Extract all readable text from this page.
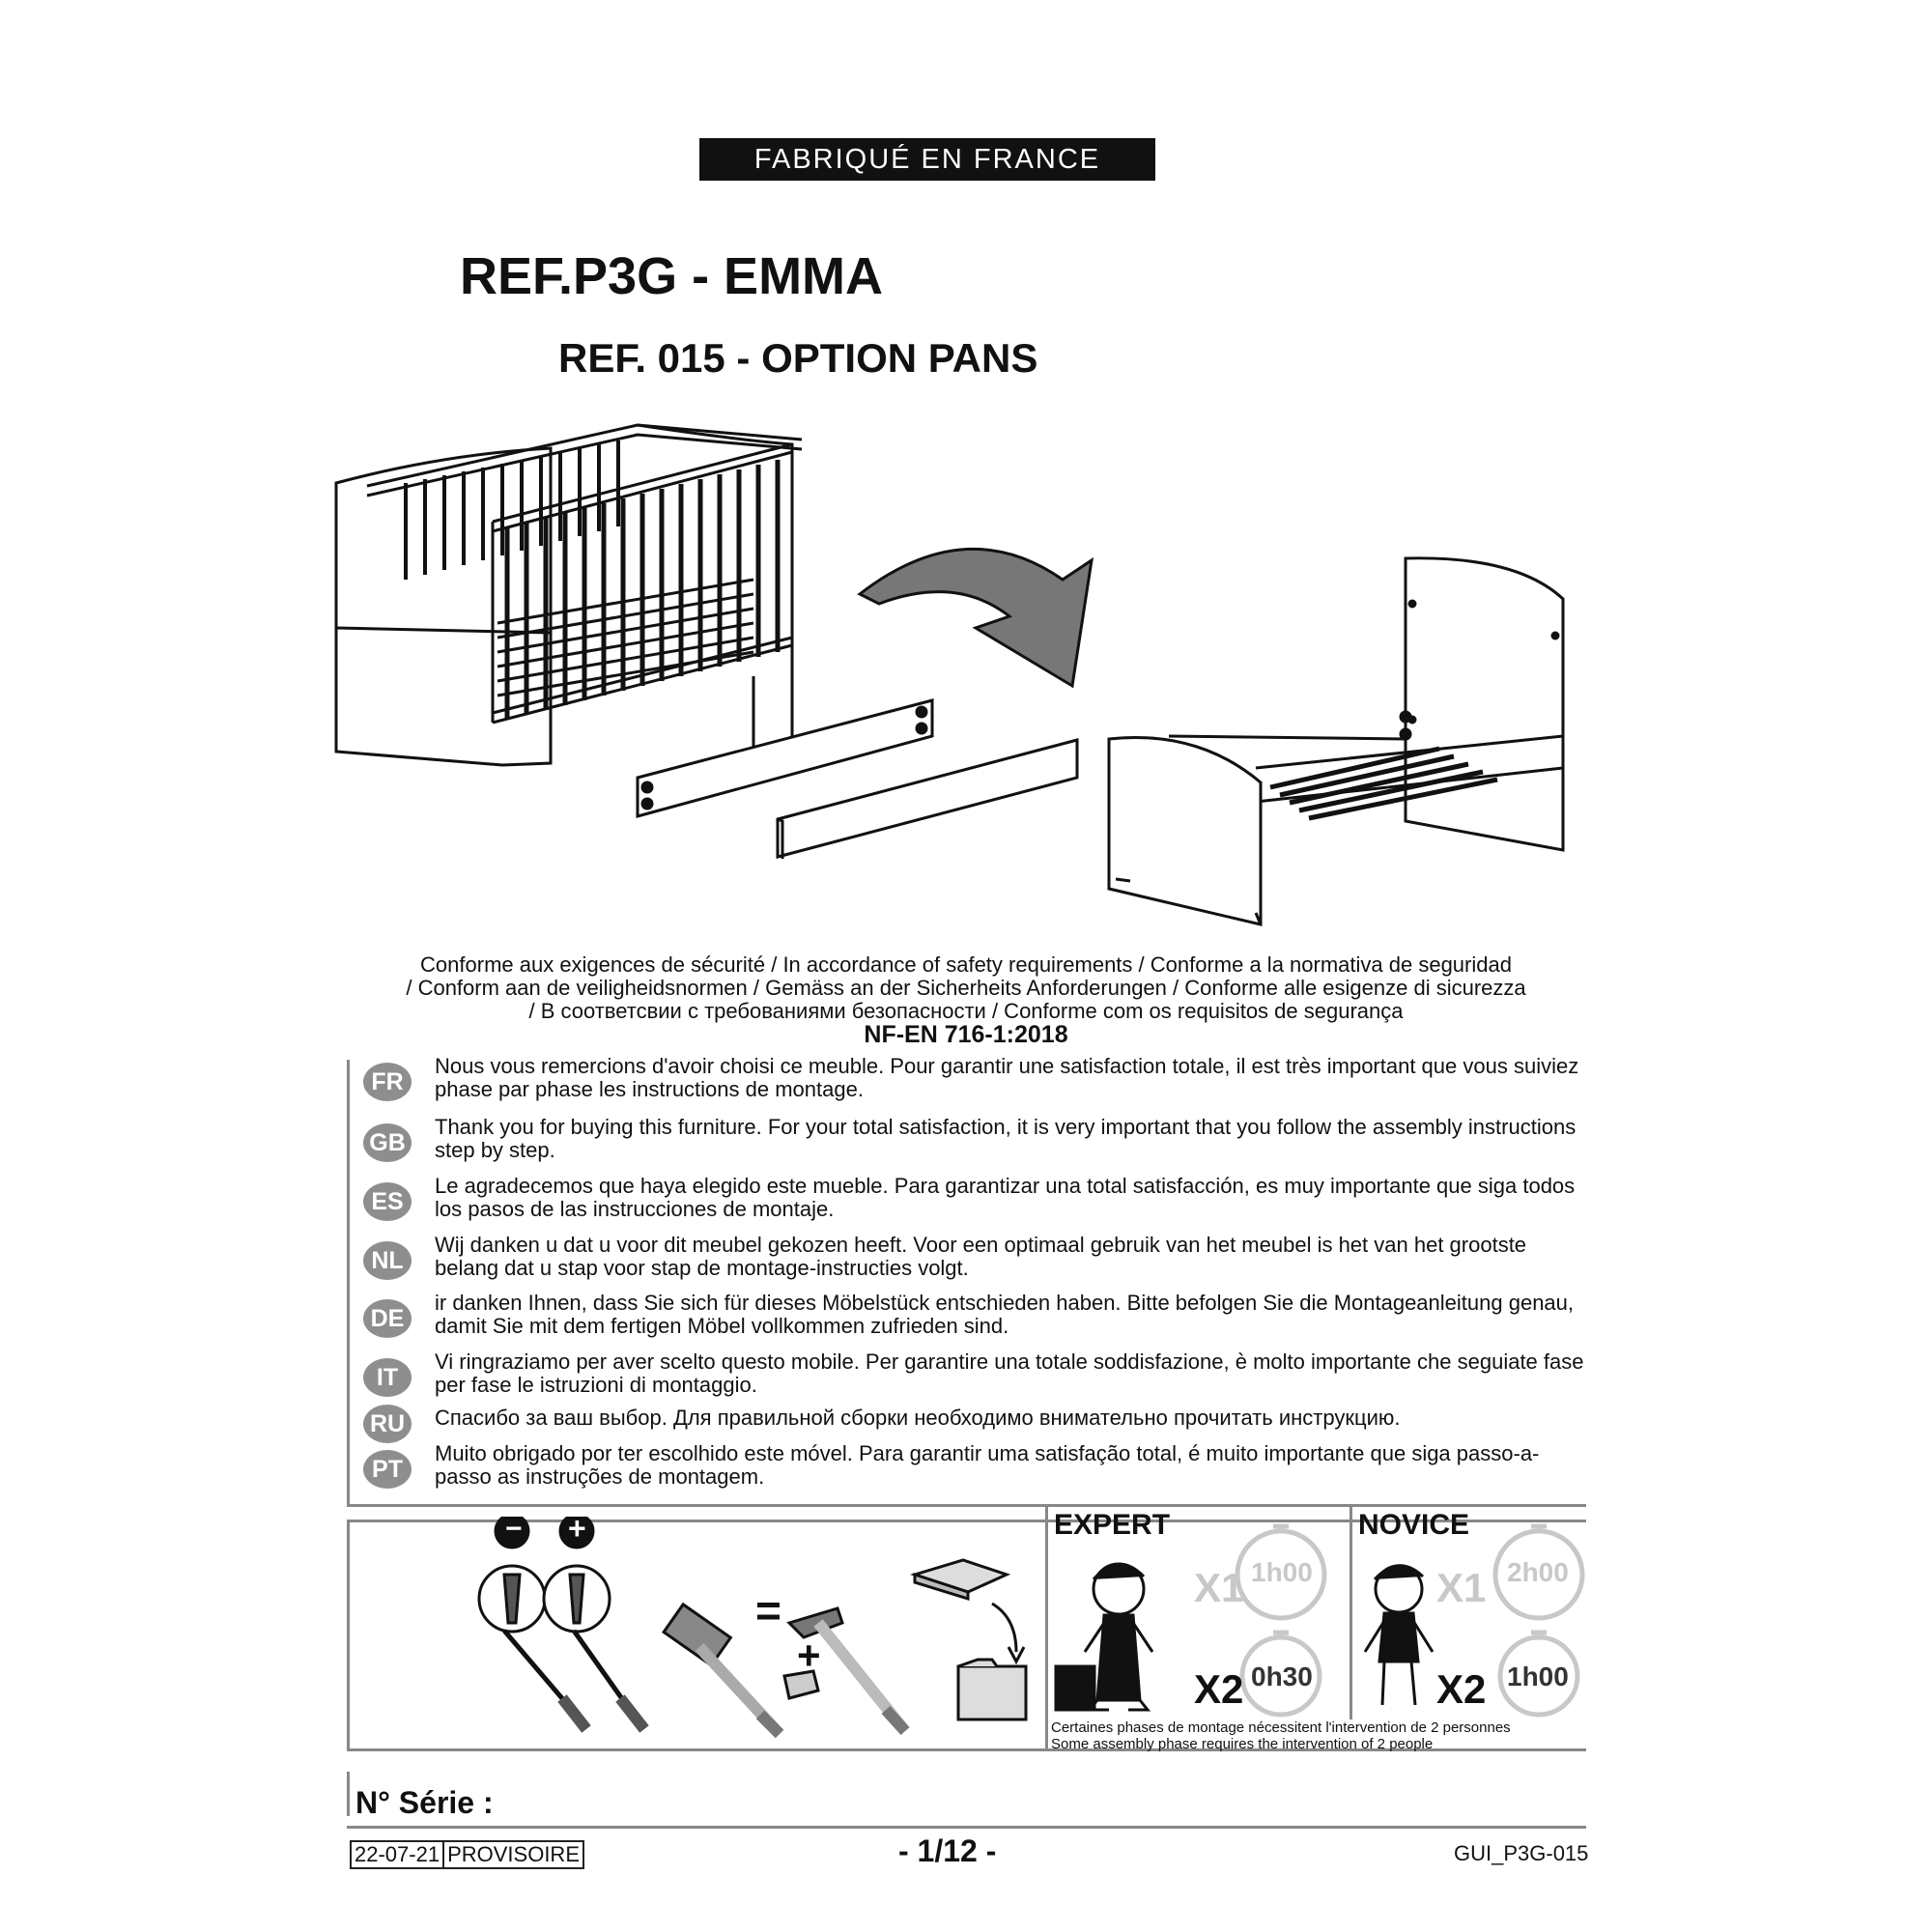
FABRIQUÉ EN FRANCE
REF.P3G - EMMA
REF. 015 - OPTION PANS
Conforme aux exigences de sécurité / In accordance of safety requirements / Conforme a la normativa de seguridad
/ Conform aan de veiligheidsnormen / Gemäss an der Sicherheits Anforderungen / Conforme alle esigenze di sicurezza
/ В соответсвии с требованиями безопасности / Conforme com os requisitos de segurança
NF-EN 716-1:2018
FR
Nous vous remercions d'avoir choisi ce meuble. Pour garantir une satisfaction totale, il est très important que vous suiviez phase par phase les instructions de montage.
GB
Thank you for buying this furniture. For your total satisfaction, it is very important that you follow the assembly instructions step by step.
ES
Le agradecemos que haya elegido este mueble. Para garantizar una total satisfacción, es muy importante que siga todos los pasos de las instrucciones de montaje.
NL
Wij danken u dat u voor dit meubel gekozen heeft. Voor een optimaal gebruik van het meubel is het van het grootste belang dat u stap voor stap de montage-instructies volgt.
DE
ir danken Ihnen, dass Sie sich für dieses Möbelstück entschieden haben. Bitte befolgen Sie die Montageanleitung genau, damit Sie mit dem fertigen Möbel vollkommen zufrieden sind.
IT
Vi ringraziamo per aver scelto questo mobile. Per garantire una totale soddisfazione, è molto importante che seguiate fase per fase le istruzioni di montaggio.
RU	Спасибо за ваш выбор. Для правильной сборки необходимо внимательно прочитать инструкцию.
PT
Muito obrigado por ter escolhido este móvel. Para garantir uma satisfação total, é muito importante que siga passo-a-passo as instruções de montagem.
− +
=
+
EXPERT
X1
X2
1h00
0h30
NOVICE
X1
X2
2h00
1h00
Certaines phases de montage nécessitent l'intervention de 2 personnes
Some assembly phase requires the intervention of 2 people
N° Série :
22-07-21 PROVISOIRE	- 1/12 -	GUI_P3G-015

WHAT TO WORK ON: Identify every line above with the string "satisfaction" in it. Copy those lines.

SOLUTION FOR THIS TASK:
Nous vous remercions d'avoir choisi ce meuble. Pour garantir une satisfaction totale, il est très important que vous suiviez phase par phase les instructions de montage.
Thank you for buying this furniture. For your total satisfaction, it is very important that you follow the assembly instructions step by step.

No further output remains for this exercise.